— BEGIN Material provided —

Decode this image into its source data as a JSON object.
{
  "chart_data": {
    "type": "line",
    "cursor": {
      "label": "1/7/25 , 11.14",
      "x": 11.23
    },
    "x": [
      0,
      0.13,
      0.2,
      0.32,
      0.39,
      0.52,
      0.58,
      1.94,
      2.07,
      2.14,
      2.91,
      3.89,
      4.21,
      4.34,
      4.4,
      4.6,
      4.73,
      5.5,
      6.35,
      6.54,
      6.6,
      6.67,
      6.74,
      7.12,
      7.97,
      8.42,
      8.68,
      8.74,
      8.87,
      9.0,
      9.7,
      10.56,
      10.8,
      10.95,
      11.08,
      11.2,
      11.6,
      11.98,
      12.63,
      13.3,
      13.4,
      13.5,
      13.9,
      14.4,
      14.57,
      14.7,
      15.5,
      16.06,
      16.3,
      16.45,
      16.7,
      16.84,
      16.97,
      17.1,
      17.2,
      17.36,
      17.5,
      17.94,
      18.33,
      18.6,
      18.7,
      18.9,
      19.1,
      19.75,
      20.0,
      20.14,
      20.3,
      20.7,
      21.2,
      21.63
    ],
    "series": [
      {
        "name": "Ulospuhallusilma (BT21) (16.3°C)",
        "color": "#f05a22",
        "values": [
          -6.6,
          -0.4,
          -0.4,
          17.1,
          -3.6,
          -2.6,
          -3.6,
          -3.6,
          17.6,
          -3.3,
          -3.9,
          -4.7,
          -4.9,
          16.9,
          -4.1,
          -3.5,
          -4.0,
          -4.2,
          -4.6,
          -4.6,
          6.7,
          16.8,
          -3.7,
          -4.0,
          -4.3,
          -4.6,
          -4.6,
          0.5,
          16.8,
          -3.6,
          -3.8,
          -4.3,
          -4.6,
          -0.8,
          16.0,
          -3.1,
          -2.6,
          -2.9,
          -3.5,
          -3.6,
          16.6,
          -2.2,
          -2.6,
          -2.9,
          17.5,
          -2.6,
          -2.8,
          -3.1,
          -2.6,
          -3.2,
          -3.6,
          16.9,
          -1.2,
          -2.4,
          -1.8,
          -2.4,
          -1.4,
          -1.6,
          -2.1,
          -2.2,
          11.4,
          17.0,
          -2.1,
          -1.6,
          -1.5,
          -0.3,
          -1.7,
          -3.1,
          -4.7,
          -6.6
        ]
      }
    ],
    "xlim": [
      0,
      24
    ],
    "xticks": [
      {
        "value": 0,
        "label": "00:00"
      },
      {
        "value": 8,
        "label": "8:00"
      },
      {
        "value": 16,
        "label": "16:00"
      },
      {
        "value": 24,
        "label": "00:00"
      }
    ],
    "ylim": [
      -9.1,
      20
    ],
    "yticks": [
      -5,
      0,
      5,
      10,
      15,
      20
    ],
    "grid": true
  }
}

— END Material provided —
— BEGIN Material provided —

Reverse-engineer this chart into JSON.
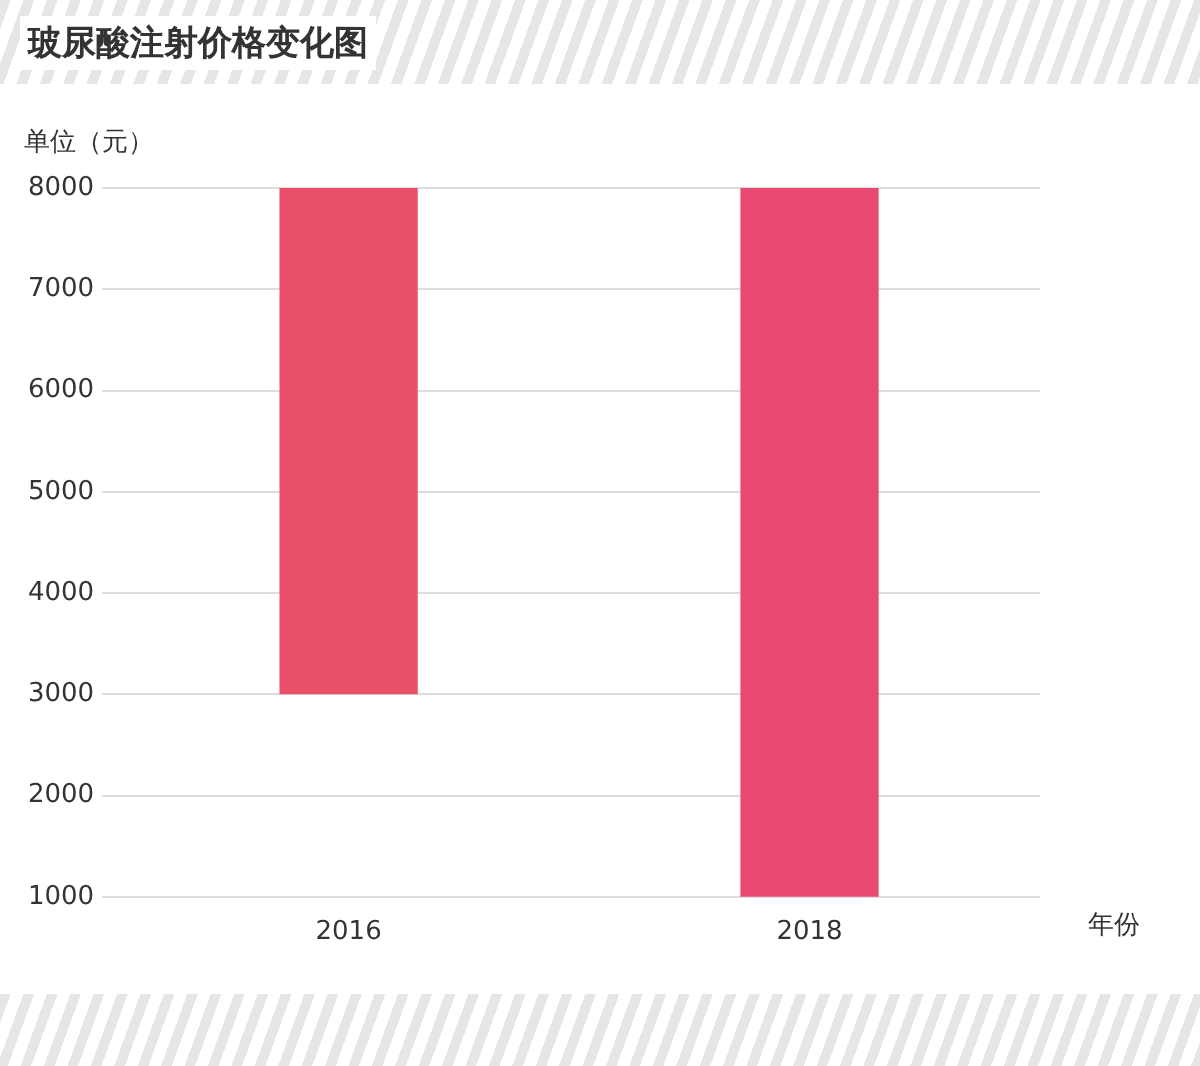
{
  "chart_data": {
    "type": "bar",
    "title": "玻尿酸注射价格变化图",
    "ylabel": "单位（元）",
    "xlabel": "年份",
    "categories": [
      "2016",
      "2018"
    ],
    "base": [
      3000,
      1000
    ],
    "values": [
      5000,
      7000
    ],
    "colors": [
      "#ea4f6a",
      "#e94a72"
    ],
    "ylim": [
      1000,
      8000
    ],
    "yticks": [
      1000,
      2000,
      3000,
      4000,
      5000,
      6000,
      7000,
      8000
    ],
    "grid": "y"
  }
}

— END Material provided —

■ Exercise requirements
Identify each line containing the string "into" and copy it out.

■ Final result
Decode this image into its source data as a JSON object.
Reverse-engineer this chart into JSON.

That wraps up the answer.